Answer these about the piece below on banking regulation:
(a) At which event did the writer chair the session on European financial market supervision?
(b) Within 25 years, financial transactions grew from 15 times GDP to how many times GDP?
(c) What target rate of return did the banker say the new rules threatened?

▶ _Quoted passage_
--
“Existence Determines Consciousness” (“Das Sein bestimmt das Bewußtsein”)


Karl Marx’s ideas are said to experience a re-animation as a result of the present crisis. While not everybody agrees with that, I was surprised that when I recently chaired a session on European financial market supervision (“Centralised or Decentralised: Banking Supervision and Resolution in the Banking Union”) at the 2014 European Forum in Alpbach, that all my panelists – one EU parliamentarian, two financial market regulators, one banker and one banking lobbyist, unisono denied the gist of my introductory statement, that all the steps taken towards re-regulating financial markets during the past years had not fundamentally changed the way how financial markets worked.

In my intorduction I had quoted IMF (ex) grandees Raghuram Rajan (formerly chief economist of IMF, now president of the National Bank of India) and managing director Christine Lagarde, both of whom had lamented that re-regulation had not gone far enough, that massive industry lobbying had pushed back many well-intentioned attempts by regulators and that the global state of financial markets today might be prone to cause another, even deeper, crisis. I had quoted other analysts’ criticism that past regulation efforts neglected macroeconomic and political economy aspects, that the European Banking Union remained perilously incomplete, that efforts for a European financial transactions tax had come to a standstill, that regulatory and tax arbitrage remained a global threat because of the ongoing existence of tax and regulatory havens, that the root causes of the crisis (imbalances between and within countries, the explosion of financial transactions from 15 times GDP to 80 times GDP within 25 years, the concomitant strengthening of the lobbying power of the financial industry, excessive and risk-promoting remuneration systems, and many others) had not been eliminated, that the booming shadow banking sector remained completely unregulated. In short, that despite multiple efforts around the world, a veritable change-around had not occurred. I had used this list of criticisms as a (slightly) provocative way to enliven the panel debate.

And how I succeeded. The parliamentarian instructed me that I was completely wrong, that he could not disagree more, that the European Parliament had worked night and day to get the Banking Union, the Common Rule Book and many other things on the way, that these days they were starting to tackle the “too-big-to-fail” problem, in short that the European Banking scene today was miles away from that of 2008. The Austrian regulators reported on their efforts in Austria and at the European levels and also showed themselves rather proud of “what had been achieved”. The banker complained about a too high and expensive regulatory burden which threatened to infringe on his bank’s target rate of return of 12% plus. The lobbyist also mentioned the stifling effects of the new regulations and denied the existence of a credit crunch, but stated that it was rather the new regulations which prevented risk-taking and thus extending loans to SME. When I asked the panel whether they did not think that a 12% target rate created new imbalances in an economy which does not grow, whether such a high sectoral rate was not “exploitative” of the other sectors which the financial sector is supposed to serve, I was given rather short shrift and instructed that this was a “risk premium”, thus justified. When I asked about the macroeconomic underpinnings of required regulation, I did not receive any answers. Of course, all the panelists were well informed about their respective tasks, and full of praise or recognition that all the efforts undertaken so far had changed the financial world towards a more sustainable path forward.
--
▶ _Information given_
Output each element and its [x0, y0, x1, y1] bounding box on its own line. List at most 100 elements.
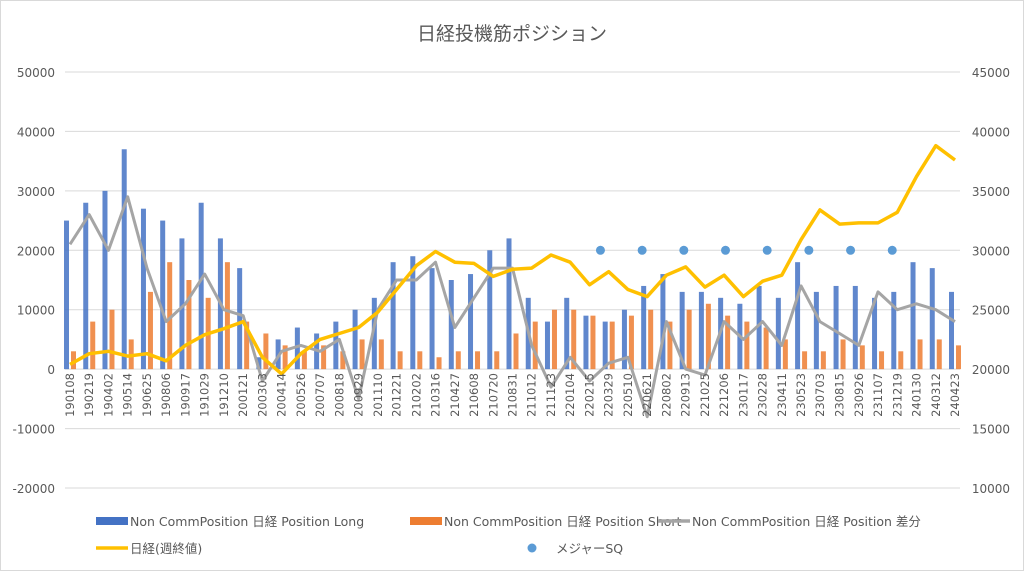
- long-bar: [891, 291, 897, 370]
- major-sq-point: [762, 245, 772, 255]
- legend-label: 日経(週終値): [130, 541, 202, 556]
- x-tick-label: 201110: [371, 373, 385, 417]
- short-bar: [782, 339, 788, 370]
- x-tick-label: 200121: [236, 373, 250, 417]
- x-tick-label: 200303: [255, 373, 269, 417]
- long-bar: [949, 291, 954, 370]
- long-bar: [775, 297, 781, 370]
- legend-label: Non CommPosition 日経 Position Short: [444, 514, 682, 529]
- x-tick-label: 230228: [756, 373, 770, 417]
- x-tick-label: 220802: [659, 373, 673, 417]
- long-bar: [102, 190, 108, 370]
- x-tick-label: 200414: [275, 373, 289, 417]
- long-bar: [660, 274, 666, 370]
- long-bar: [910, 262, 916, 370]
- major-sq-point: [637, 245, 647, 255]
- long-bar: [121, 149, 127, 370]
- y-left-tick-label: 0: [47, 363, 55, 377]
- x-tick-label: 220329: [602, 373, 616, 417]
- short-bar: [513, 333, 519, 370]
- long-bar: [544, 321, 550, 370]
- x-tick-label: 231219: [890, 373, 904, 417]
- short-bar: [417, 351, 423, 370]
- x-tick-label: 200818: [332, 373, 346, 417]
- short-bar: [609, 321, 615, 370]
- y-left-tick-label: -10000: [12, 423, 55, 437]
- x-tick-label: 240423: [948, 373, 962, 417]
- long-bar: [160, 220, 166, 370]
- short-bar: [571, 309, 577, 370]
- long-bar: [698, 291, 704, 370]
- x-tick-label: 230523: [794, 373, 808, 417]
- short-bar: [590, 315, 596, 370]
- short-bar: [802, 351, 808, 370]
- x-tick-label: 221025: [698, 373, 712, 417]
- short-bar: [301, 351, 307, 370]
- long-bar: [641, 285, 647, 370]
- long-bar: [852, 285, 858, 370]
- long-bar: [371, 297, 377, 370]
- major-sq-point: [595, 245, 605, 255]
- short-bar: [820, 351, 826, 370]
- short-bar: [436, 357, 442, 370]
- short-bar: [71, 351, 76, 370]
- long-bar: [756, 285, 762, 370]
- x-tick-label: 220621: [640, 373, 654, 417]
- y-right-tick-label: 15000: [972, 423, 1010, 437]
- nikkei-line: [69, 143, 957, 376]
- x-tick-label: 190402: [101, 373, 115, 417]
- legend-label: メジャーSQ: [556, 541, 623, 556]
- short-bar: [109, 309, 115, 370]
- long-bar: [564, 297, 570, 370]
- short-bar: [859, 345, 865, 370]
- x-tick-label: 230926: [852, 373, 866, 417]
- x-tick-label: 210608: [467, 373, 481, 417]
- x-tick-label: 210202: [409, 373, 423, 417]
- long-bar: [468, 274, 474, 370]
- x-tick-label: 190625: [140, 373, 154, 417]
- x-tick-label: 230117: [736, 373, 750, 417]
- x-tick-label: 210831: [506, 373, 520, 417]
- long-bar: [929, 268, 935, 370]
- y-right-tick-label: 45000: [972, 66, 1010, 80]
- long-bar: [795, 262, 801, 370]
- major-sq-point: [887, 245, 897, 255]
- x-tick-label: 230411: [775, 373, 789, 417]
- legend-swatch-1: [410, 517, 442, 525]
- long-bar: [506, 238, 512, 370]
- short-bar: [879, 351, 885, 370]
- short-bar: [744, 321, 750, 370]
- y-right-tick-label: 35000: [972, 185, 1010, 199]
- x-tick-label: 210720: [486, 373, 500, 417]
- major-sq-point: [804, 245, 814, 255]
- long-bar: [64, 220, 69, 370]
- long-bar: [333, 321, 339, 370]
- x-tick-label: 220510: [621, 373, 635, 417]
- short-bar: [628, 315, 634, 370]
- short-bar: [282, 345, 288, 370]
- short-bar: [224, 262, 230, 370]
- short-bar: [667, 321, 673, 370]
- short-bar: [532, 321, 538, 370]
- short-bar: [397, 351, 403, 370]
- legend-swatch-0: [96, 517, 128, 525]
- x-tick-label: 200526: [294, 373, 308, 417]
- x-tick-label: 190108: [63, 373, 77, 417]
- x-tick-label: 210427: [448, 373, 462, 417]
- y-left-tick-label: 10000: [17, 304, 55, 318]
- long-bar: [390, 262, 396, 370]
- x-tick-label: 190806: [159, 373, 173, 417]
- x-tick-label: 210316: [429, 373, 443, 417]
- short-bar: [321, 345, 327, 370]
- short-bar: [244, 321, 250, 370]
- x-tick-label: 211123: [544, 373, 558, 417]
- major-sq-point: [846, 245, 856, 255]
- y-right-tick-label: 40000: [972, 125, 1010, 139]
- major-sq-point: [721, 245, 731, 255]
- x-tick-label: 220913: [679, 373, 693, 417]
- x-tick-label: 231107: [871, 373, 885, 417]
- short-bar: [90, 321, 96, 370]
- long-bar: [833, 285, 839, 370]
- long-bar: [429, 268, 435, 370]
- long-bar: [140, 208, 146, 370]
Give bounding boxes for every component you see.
--
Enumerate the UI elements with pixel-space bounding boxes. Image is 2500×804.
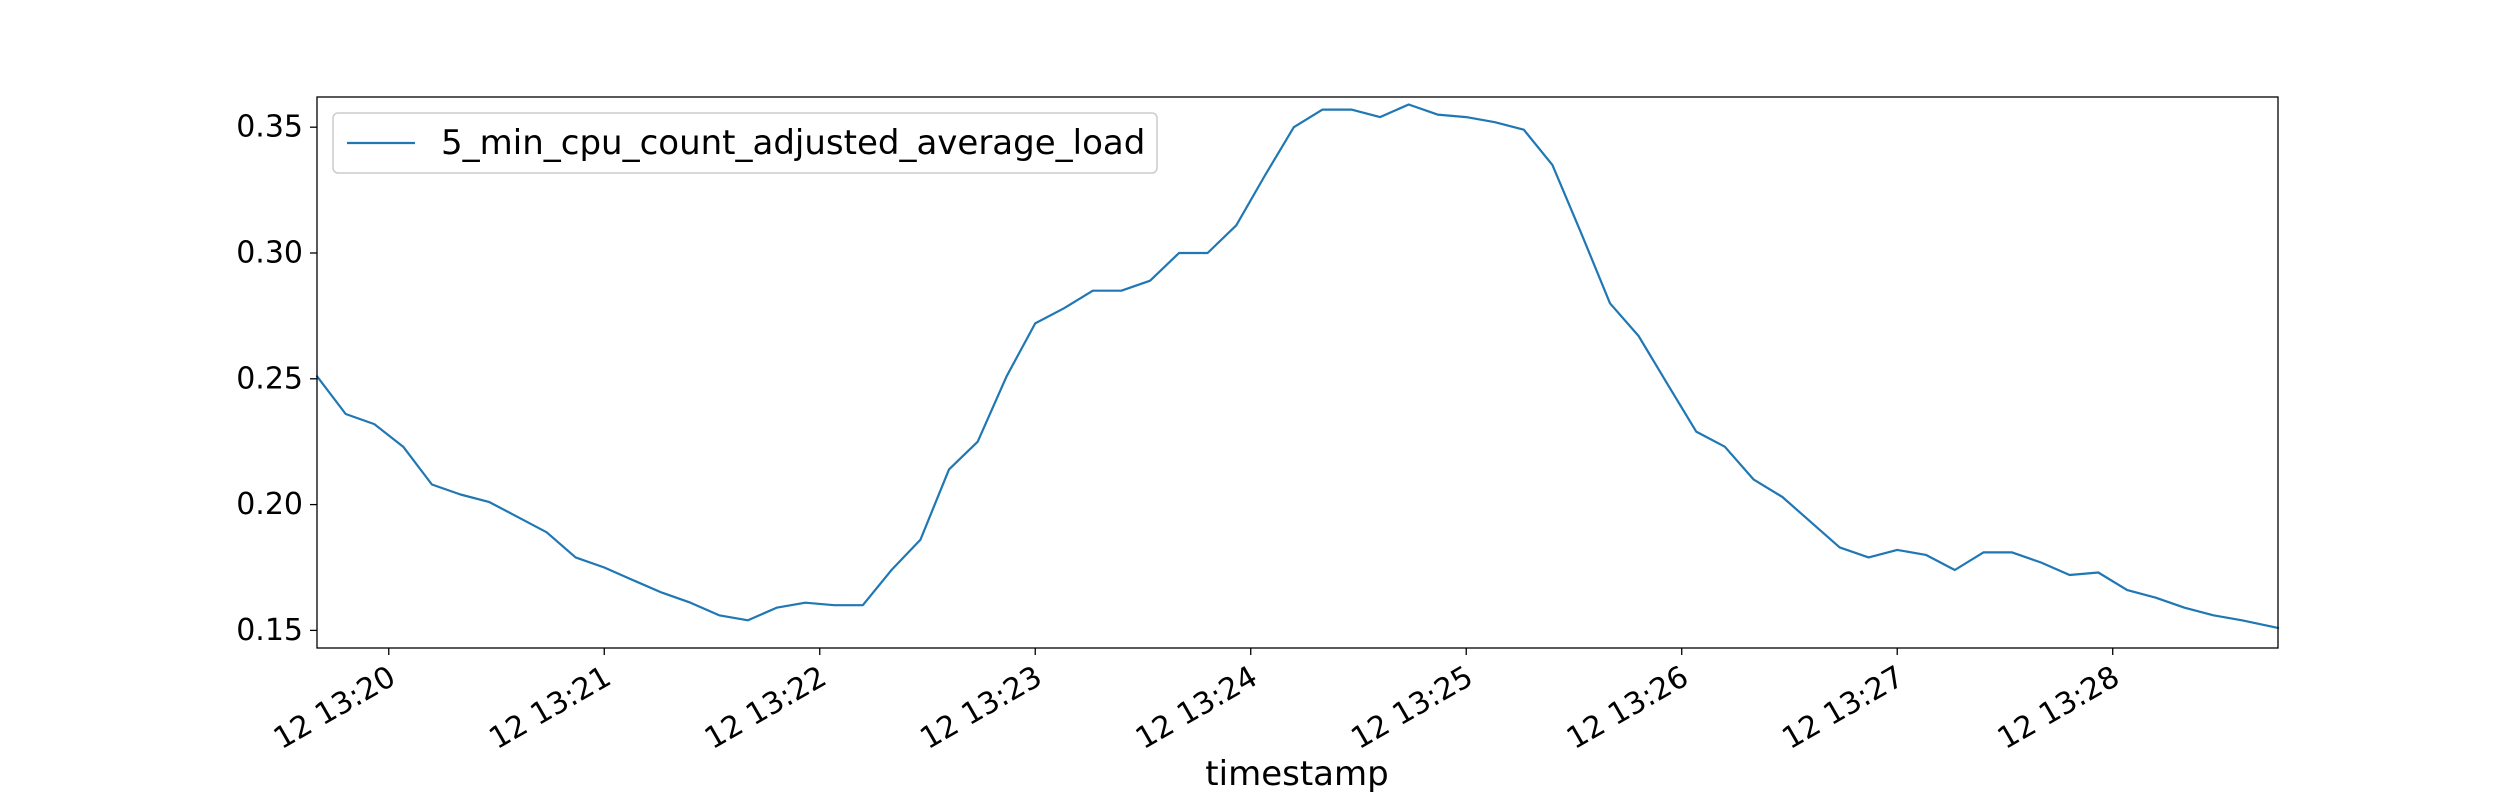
--
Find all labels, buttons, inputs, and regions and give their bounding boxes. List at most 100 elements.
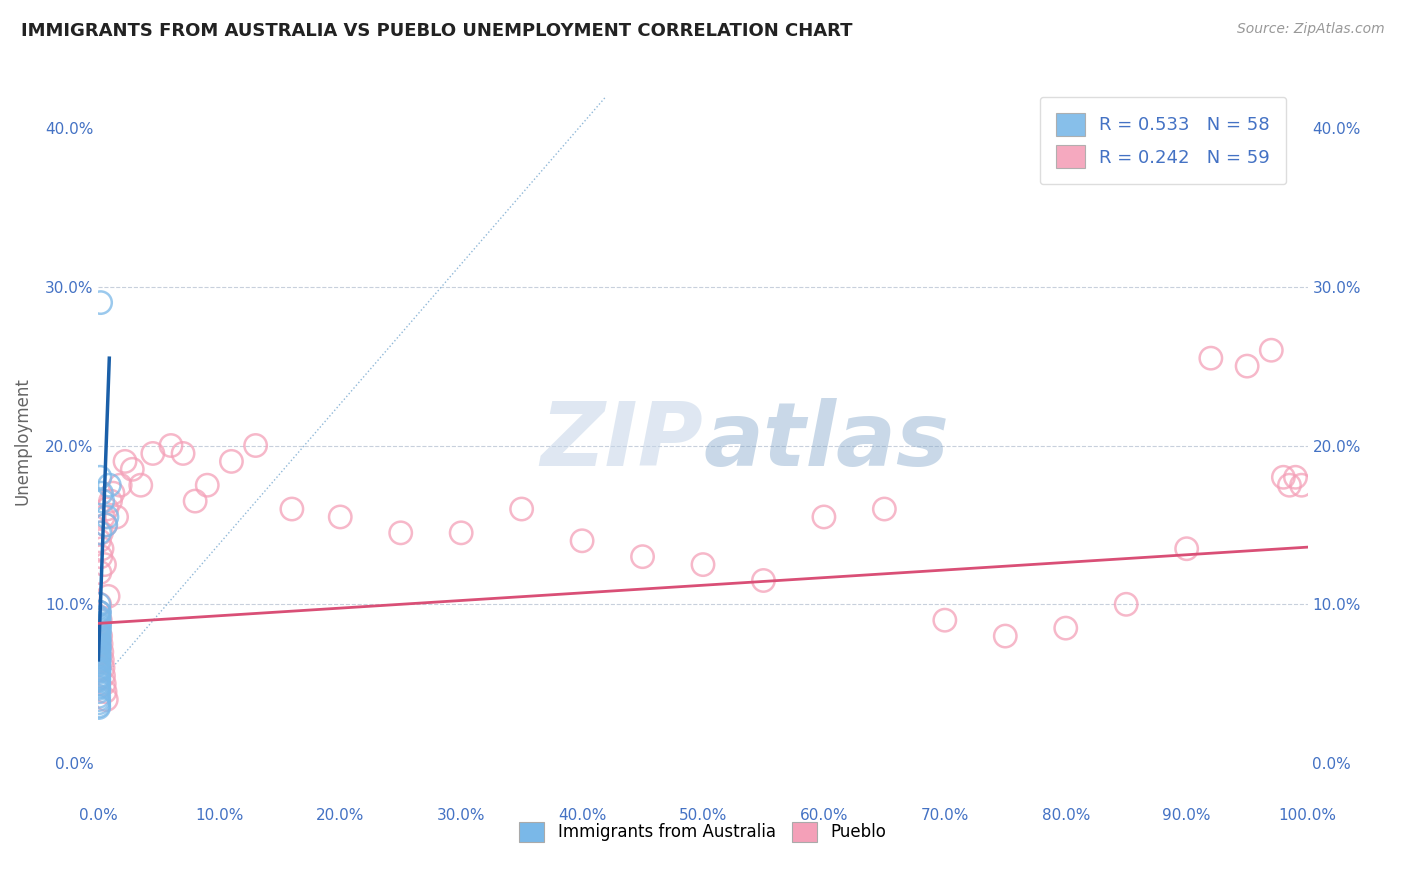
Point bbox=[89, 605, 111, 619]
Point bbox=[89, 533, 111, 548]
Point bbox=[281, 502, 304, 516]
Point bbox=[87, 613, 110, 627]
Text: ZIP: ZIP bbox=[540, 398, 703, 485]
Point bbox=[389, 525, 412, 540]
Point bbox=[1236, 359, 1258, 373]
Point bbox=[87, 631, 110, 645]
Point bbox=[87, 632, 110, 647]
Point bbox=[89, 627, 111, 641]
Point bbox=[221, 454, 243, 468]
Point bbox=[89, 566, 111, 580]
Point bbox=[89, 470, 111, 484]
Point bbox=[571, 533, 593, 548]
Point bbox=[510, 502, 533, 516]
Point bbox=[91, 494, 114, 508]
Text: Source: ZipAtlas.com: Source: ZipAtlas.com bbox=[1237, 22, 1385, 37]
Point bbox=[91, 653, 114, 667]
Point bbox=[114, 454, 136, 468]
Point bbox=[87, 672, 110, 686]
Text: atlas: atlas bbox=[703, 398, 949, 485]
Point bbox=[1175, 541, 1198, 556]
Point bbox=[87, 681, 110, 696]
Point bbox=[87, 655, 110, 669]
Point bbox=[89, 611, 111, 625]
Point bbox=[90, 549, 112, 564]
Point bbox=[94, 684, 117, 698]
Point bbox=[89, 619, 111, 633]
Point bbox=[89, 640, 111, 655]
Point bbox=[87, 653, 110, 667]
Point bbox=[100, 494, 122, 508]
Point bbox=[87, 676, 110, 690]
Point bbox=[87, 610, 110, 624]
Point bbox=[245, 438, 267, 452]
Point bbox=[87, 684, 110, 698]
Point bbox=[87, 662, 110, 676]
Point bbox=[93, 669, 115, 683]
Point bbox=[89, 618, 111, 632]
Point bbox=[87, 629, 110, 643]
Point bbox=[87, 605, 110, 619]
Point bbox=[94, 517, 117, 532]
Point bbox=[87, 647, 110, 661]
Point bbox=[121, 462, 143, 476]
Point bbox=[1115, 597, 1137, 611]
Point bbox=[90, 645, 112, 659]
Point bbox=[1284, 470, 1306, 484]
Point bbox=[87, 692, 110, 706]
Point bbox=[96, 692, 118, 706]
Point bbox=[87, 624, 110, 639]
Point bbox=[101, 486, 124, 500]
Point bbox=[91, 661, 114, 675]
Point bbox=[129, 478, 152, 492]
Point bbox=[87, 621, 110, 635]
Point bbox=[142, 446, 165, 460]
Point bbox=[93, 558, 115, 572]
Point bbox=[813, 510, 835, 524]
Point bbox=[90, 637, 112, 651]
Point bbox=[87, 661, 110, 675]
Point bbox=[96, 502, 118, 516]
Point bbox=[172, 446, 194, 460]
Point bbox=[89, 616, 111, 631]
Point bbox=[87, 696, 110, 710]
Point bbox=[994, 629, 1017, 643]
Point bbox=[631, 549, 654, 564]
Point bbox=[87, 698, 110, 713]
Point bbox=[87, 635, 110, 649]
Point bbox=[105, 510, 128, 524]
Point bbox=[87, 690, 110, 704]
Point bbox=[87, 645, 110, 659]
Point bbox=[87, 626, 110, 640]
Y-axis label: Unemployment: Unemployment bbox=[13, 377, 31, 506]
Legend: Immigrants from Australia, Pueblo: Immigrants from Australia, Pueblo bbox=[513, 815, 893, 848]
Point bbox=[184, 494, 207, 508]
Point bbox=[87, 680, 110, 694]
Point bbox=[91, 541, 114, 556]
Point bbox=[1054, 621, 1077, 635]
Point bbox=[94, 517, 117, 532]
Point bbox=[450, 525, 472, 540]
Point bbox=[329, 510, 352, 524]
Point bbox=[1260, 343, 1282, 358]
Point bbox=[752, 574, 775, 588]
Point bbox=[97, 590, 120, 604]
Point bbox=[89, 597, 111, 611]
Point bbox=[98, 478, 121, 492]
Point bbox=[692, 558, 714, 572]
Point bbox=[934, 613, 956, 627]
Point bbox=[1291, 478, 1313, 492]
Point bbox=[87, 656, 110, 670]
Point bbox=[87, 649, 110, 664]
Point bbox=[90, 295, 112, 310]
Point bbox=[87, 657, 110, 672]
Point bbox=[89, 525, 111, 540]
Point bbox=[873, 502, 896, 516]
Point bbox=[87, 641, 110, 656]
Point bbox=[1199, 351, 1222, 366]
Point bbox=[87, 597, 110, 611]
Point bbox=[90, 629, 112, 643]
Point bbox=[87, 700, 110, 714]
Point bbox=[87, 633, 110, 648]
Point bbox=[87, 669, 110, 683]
--
▶ _Finished answer_
(a) The 2014 European Forum in Alpbach
(b) 80 times GDP
(c) 12% plus